◆ **MATERIAL PROVIDED**
■ ■ ■ ■

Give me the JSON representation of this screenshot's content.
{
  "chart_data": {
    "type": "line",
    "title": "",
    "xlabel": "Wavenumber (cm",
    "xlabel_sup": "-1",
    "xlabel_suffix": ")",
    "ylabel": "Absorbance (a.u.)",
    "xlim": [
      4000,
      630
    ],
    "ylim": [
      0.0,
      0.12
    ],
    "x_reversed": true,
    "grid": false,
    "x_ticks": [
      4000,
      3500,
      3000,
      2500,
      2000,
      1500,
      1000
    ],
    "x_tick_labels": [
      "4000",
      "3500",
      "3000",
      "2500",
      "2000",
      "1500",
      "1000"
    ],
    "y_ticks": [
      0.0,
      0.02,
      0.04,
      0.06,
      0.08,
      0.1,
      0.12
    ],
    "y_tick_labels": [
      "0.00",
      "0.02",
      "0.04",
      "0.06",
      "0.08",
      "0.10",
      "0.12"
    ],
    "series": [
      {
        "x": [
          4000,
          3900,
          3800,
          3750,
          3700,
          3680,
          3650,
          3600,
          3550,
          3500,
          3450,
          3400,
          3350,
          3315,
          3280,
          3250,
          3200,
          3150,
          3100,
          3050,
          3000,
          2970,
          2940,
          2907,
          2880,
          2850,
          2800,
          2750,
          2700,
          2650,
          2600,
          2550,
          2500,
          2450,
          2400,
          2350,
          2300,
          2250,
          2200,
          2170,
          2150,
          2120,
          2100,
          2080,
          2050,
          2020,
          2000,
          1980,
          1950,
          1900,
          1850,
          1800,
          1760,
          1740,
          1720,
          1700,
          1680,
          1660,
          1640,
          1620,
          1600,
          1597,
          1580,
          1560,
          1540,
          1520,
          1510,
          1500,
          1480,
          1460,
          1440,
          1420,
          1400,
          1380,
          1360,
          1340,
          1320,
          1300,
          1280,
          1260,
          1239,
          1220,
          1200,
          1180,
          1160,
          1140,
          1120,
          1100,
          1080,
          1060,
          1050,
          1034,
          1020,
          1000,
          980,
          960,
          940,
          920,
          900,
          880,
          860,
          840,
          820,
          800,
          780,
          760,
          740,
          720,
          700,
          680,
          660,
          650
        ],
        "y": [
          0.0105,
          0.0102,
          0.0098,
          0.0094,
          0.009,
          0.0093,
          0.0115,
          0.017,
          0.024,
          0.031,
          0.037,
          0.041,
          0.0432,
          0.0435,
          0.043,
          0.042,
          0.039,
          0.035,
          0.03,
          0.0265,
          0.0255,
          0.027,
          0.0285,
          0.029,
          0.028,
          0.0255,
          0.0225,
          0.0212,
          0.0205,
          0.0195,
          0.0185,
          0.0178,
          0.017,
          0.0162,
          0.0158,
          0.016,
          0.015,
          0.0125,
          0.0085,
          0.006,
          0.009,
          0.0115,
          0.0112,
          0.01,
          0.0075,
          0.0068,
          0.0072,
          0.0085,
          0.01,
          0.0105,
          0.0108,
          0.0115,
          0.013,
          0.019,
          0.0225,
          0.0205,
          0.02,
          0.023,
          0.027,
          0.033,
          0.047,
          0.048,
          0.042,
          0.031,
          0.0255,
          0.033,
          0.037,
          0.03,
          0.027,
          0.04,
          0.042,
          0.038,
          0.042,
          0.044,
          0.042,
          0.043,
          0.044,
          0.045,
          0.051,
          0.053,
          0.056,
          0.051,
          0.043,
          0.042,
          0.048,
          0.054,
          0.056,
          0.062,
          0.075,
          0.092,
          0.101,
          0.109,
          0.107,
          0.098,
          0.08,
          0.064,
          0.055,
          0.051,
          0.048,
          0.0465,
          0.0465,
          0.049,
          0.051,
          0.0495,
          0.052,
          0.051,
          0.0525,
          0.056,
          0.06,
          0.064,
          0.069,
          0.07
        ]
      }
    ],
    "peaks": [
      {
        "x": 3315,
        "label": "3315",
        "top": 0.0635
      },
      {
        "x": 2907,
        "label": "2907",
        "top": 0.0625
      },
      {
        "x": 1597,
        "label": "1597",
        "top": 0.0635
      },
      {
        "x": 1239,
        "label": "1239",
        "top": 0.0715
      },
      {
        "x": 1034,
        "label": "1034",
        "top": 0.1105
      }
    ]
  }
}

■ ■ ■ ■

◆ **WHAT YOU WILL DO**
Print the records above in full, exactly.

◆ **EXPECTED OUTPUT**
Give me the JSON representation of this screenshot's content.
{
  "chart_data": {
    "type": "line",
    "title": "",
    "xlabel": "Wavenumber (cm",
    "xlabel_sup": "-1",
    "xlabel_suffix": ")",
    "ylabel": "Absorbance (a.u.)",
    "xlim": [
      4000,
      630
    ],
    "ylim": [
      0.0,
      0.12
    ],
    "x_reversed": true,
    "grid": false,
    "x_ticks": [
      4000,
      3500,
      3000,
      2500,
      2000,
      1500,
      1000
    ],
    "x_tick_labels": [
      "4000",
      "3500",
      "3000",
      "2500",
      "2000",
      "1500",
      "1000"
    ],
    "y_ticks": [
      0.0,
      0.02,
      0.04,
      0.06,
      0.08,
      0.1,
      0.12
    ],
    "y_tick_labels": [
      "0.00",
      "0.02",
      "0.04",
      "0.06",
      "0.08",
      "0.10",
      "0.12"
    ],
    "series": [
      {
        "x": [
          4000,
          3900,
          3800,
          3750,
          3700,
          3680,
          3650,
          3600,
          3550,
          3500,
          3450,
          3400,
          3350,
          3315,
          3280,
          3250,
          3200,
          3150,
          3100,
          3050,
          3000,
          2970,
          2940,
          2907,
          2880,
          2850,
          2800,
          2750,
          2700,
          2650,
          2600,
          2550,
          2500,
          2450,
          2400,
          2350,
          2300,
          2250,
          2200,
          2170,
          2150,
          2120,
          2100,
          2080,
          2050,
          2020,
          2000,
          1980,
          1950,
          1900,
          1850,
          1800,
          1760,
          1740,
          1720,
          1700,
          1680,
          1660,
          1640,
          1620,
          1600,
          1597,
          1580,
          1560,
          1540,
          1520,
          1510,
          1500,
          1480,
          1460,
          1440,
          1420,
          1400,
          1380,
          1360,
          1340,
          1320,
          1300,
          1280,
          1260,
          1239,
          1220,
          1200,
          1180,
          1160,
          1140,
          1120,
          1100,
          1080,
          1060,
          1050,
          1034,
          1020,
          1000,
          980,
          960,
          940,
          920,
          900,
          880,
          860,
          840,
          820,
          800,
          780,
          760,
          740,
          720,
          700,
          680,
          660,
          650
        ],
        "y": [
          0.0105,
          0.0102,
          0.0098,
          0.0094,
          0.009,
          0.0093,
          0.0115,
          0.017,
          0.024,
          0.031,
          0.037,
          0.041,
          0.0432,
          0.0435,
          0.043,
          0.042,
          0.039,
          0.035,
          0.03,
          0.0265,
          0.0255,
          0.027,
          0.0285,
          0.029,
          0.028,
          0.0255,
          0.0225,
          0.0212,
          0.0205,
          0.0195,
          0.0185,
          0.0178,
          0.017,
          0.0162,
          0.0158,
          0.016,
          0.015,
          0.0125,
          0.0085,
          0.006,
          0.009,
          0.0115,
          0.0112,
          0.01,
          0.0075,
          0.0068,
          0.0072,
          0.0085,
          0.01,
          0.0105,
          0.0108,
          0.0115,
          0.013,
          0.019,
          0.0225,
          0.0205,
          0.02,
          0.023,
          0.027,
          0.033,
          0.047,
          0.048,
          0.042,
          0.031,
          0.0255,
          0.033,
          0.037,
          0.03,
          0.027,
          0.04,
          0.042,
          0.038,
          0.042,
          0.044,
          0.042,
          0.043,
          0.044,
          0.045,
          0.051,
          0.053,
          0.056,
          0.051,
          0.043,
          0.042,
          0.048,
          0.054,
          0.056,
          0.062,
          0.075,
          0.092,
          0.101,
          0.109,
          0.107,
          0.098,
          0.08,
          0.064,
          0.055,
          0.051,
          0.048,
          0.0465,
          0.0465,
          0.049,
          0.051,
          0.0495,
          0.052,
          0.051,
          0.0525,
          0.056,
          0.06,
          0.064,
          0.069,
          0.07
        ]
      }
    ],
    "peaks": [
      {
        "x": 3315,
        "label": "3315",
        "top": 0.0635
      },
      {
        "x": 2907,
        "label": "2907",
        "top": 0.0625
      },
      {
        "x": 1597,
        "label": "1597",
        "top": 0.0635
      },
      {
        "x": 1239,
        "label": "1239",
        "top": 0.0715
      },
      {
        "x": 1034,
        "label": "1034",
        "top": 0.1105
      }
    ]
  }
}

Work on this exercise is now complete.